**PROBLEM TO WORK ON:**
In the entries below, find every line with "botellas" and copy it.
-- BEGIN DATA FOR PROCESSING --
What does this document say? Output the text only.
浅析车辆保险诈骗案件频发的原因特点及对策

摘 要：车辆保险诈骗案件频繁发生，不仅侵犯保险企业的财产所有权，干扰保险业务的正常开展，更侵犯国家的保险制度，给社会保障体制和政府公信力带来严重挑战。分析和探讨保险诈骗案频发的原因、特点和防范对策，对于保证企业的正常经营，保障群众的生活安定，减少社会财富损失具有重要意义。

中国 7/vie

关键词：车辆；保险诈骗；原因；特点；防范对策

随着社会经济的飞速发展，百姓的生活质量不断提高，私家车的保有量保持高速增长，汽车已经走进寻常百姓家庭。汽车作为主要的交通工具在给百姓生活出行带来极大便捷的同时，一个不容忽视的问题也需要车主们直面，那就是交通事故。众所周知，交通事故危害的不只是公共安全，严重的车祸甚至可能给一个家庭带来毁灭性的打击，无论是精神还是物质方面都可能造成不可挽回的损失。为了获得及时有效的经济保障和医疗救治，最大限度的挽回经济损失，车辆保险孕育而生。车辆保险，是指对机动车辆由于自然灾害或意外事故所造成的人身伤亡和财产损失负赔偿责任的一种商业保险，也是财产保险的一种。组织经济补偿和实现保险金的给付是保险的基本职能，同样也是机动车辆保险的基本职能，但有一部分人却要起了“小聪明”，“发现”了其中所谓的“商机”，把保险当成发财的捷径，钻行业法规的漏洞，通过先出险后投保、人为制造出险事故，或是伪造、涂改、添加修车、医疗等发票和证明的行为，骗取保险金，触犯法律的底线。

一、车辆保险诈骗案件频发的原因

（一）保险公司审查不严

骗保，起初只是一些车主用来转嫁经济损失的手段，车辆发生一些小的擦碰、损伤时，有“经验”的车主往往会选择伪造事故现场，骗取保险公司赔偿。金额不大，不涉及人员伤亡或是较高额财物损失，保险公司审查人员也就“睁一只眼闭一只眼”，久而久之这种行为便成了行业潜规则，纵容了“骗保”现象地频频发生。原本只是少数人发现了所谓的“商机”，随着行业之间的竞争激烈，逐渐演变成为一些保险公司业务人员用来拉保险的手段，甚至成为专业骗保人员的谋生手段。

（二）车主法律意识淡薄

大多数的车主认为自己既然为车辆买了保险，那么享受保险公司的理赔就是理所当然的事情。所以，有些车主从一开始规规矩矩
-- END DATA FOR PROCESSING --
-- BEGIN DATA FOR PROCESSING --
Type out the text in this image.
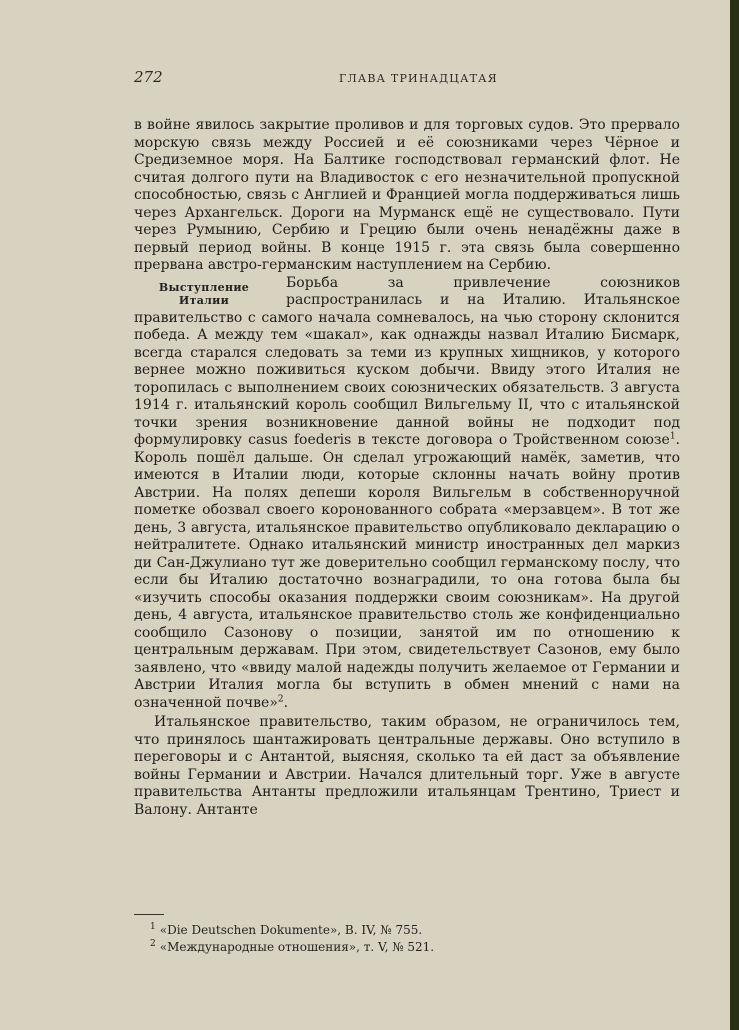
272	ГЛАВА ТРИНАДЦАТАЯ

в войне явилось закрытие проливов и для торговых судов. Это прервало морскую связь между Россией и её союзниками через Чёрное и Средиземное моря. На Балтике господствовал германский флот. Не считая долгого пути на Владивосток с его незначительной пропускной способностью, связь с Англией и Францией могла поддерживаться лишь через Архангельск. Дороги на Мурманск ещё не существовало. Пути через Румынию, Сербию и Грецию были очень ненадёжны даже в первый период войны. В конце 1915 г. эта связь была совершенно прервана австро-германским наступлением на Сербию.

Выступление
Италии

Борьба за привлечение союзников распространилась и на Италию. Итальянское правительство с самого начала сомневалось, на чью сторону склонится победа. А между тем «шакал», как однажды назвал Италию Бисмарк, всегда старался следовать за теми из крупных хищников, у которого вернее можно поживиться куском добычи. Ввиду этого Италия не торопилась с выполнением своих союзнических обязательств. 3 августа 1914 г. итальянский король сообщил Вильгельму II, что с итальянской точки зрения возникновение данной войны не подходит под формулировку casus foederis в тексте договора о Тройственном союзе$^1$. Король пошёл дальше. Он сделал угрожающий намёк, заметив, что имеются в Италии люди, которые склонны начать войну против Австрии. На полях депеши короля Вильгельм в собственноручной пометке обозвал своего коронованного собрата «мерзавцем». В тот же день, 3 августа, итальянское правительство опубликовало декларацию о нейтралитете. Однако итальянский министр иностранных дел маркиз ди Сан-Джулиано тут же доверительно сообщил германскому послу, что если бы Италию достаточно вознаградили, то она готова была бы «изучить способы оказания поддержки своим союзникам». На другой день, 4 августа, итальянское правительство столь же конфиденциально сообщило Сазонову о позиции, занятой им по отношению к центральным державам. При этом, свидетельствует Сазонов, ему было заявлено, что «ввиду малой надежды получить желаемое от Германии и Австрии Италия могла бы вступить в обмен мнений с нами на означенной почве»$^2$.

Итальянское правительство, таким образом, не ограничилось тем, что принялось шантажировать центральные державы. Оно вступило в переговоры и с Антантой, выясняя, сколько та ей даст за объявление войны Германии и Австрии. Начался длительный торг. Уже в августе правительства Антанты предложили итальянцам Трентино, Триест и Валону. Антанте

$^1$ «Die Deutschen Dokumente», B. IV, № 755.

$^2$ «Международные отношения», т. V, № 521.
-- END DATA FOR PROCESSING --
-- BEGIN DATA FOR PROCESSING --
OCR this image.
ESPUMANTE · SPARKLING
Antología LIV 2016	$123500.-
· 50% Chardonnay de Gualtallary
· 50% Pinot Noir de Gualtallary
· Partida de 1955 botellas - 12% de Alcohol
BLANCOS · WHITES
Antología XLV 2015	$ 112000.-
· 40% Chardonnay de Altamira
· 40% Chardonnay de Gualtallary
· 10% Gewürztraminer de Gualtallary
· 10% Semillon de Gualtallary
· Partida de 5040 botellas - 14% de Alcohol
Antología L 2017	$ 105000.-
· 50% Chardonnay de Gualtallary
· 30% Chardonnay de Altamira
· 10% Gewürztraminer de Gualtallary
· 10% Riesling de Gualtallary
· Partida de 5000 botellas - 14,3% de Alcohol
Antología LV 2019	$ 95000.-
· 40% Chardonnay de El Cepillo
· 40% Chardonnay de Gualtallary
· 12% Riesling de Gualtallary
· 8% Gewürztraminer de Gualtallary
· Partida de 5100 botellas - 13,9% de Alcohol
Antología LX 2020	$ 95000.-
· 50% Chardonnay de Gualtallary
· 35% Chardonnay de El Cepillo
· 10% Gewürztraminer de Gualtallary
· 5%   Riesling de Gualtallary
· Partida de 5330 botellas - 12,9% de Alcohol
-- END DATA FOR PROCESSING --
**TASK OUTPUT:**
· Partida de 1955 botellas - 12% de Alcohol
· Partida de 5040 botellas - 14% de Alcohol
· Partida de 5000 botellas - 14,3% de Alcohol
· Partida de 5100 botellas - 13,9% de Alcohol
· Partida de 5330 botellas - 12,9% de Alcohol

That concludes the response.